Required task: Please edit the material from its start down to the line containing "220, 243, 275]", replacing "board-cell" with "tile" and leaving all else unchanged. Give back only those lines.
[START Material shown]
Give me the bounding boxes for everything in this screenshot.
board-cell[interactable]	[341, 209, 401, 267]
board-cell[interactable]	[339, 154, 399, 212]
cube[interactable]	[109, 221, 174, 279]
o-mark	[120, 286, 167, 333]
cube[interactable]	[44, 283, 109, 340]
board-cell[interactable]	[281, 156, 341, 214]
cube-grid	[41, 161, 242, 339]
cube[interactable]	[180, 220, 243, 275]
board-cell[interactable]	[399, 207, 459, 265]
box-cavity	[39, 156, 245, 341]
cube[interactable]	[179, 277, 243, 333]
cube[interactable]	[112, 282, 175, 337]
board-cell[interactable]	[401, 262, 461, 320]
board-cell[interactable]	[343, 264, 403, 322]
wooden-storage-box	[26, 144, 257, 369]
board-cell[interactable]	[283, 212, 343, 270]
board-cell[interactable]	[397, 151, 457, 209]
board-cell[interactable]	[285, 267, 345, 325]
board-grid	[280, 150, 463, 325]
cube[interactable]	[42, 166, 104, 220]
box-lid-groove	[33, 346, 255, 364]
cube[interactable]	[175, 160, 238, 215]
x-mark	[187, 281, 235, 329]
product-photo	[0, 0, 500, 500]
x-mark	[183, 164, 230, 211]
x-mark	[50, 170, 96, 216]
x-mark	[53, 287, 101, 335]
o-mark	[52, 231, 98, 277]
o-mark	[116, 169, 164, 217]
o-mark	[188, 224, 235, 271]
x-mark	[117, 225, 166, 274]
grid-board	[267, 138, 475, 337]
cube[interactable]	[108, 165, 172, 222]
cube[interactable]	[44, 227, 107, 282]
[END Material shown]
The reply:
Give me the bounding boxes for everything in this screenshot.
tile[interactable]	[341, 209, 401, 267]
tile[interactable]	[339, 154, 399, 212]
cube[interactable]	[109, 221, 174, 279]
o-mark	[120, 286, 167, 333]
cube[interactable]	[44, 283, 109, 340]
tile[interactable]	[281, 156, 341, 214]
cube-grid	[41, 161, 242, 339]
cube[interactable]	[180, 220, 243, 275]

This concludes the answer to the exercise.